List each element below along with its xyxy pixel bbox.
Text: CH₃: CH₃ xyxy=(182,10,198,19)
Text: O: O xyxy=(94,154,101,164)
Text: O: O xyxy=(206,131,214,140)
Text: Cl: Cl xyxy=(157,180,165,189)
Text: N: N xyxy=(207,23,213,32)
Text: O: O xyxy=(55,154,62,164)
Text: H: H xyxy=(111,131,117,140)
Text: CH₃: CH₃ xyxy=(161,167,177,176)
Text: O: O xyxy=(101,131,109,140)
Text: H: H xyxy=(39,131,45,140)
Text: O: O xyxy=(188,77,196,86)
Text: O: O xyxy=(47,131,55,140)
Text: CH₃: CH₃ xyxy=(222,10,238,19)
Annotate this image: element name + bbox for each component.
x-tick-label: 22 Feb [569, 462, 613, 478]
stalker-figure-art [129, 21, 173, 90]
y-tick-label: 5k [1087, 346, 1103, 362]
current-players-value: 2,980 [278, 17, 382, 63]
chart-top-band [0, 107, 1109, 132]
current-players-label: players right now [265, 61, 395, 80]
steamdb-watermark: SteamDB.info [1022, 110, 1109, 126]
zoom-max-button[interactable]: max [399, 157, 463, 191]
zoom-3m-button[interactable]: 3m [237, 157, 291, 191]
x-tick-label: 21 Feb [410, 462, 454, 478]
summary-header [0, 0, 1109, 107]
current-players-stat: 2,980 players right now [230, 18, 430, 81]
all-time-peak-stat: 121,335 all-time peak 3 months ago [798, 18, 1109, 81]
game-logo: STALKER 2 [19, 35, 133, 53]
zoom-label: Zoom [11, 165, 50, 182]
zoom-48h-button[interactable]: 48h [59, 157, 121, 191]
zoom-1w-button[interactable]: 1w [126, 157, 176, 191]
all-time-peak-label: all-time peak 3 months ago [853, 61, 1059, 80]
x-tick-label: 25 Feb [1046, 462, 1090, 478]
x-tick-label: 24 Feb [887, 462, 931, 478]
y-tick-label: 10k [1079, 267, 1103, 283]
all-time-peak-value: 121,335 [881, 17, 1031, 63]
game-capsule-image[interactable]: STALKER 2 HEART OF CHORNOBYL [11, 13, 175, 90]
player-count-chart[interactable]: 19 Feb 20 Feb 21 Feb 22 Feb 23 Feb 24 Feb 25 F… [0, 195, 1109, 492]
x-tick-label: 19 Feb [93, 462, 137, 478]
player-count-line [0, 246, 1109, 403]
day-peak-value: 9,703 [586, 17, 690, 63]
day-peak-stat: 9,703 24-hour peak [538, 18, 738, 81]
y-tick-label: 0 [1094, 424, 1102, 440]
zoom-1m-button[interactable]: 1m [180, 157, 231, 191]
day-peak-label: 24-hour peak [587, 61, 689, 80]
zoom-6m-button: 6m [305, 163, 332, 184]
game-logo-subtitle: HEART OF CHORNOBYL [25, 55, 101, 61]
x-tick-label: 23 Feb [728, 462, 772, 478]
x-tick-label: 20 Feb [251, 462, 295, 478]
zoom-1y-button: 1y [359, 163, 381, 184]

_Given problem:_ Reproduce the data verbatim from its first line through the line containing "chart-top-band [0, 107, 1109, 132]", including both ends.

_Expected answer:_
List each element below along with its xyxy pixel bbox.
Text: CH₃: CH₃ xyxy=(182,10,198,19)
Text: O: O xyxy=(94,154,101,164)
Text: O: O xyxy=(206,131,214,140)
Text: Cl: Cl xyxy=(157,180,165,189)
Text: N: N xyxy=(207,23,213,32)
Text: O: O xyxy=(55,154,62,164)
Text: H: H xyxy=(111,131,117,140)
Text: CH₃: CH₃ xyxy=(161,167,177,176)
Text: O: O xyxy=(101,131,109,140)
Text: H: H xyxy=(39,131,45,140)
Text: O: O xyxy=(188,77,196,86)
Text: O: O xyxy=(47,131,55,140)
Text: CH₃: CH₃ xyxy=(222,10,238,19)
Annotate this image: element name + bbox for each component.
x-tick-label: 22 Feb [569, 462, 613, 478]
stalker-figure-art [129, 21, 173, 90]
y-tick-label: 5k [1087, 346, 1103, 362]
current-players-value: 2,980 [278, 17, 382, 63]
chart-top-band [0, 107, 1109, 132]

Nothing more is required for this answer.